To do: Count every line that includes the string "username" in the entries that follow. Nothing besides the number is needed.
----
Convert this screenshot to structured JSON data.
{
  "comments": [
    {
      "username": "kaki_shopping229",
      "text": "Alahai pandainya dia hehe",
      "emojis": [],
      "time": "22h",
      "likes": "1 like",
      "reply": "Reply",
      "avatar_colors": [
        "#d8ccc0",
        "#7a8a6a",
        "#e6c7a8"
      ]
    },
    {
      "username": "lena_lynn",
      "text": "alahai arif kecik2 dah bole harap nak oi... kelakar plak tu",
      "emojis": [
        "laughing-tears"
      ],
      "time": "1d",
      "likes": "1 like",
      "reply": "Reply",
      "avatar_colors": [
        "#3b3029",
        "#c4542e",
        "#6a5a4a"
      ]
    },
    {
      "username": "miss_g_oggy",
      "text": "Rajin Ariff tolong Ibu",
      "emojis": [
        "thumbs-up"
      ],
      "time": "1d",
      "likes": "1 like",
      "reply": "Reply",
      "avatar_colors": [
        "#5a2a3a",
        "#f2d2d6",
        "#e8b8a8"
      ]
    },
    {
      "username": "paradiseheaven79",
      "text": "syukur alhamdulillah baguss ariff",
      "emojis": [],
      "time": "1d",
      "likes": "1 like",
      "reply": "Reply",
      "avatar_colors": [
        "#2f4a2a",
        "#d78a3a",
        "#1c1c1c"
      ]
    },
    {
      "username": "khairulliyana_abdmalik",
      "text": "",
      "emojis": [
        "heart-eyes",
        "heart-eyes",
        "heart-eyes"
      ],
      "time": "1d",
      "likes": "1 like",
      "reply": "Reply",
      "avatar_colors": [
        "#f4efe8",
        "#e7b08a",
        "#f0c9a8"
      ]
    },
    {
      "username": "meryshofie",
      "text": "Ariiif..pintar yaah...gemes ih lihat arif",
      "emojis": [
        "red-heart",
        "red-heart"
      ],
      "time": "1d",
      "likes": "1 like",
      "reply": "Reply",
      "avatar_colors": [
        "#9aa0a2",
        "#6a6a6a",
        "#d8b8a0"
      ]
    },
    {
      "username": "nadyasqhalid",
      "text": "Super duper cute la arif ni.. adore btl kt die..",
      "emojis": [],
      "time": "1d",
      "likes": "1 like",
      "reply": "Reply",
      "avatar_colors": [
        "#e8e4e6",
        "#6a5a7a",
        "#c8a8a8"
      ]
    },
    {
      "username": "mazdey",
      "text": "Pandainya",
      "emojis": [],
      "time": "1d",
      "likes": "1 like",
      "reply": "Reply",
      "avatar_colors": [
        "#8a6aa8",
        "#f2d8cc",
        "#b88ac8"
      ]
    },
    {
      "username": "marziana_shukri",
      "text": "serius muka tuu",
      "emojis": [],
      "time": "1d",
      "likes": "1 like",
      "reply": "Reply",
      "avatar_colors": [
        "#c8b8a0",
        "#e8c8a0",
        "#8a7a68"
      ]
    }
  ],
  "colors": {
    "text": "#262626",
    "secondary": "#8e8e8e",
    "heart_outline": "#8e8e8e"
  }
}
----
Solution below: 9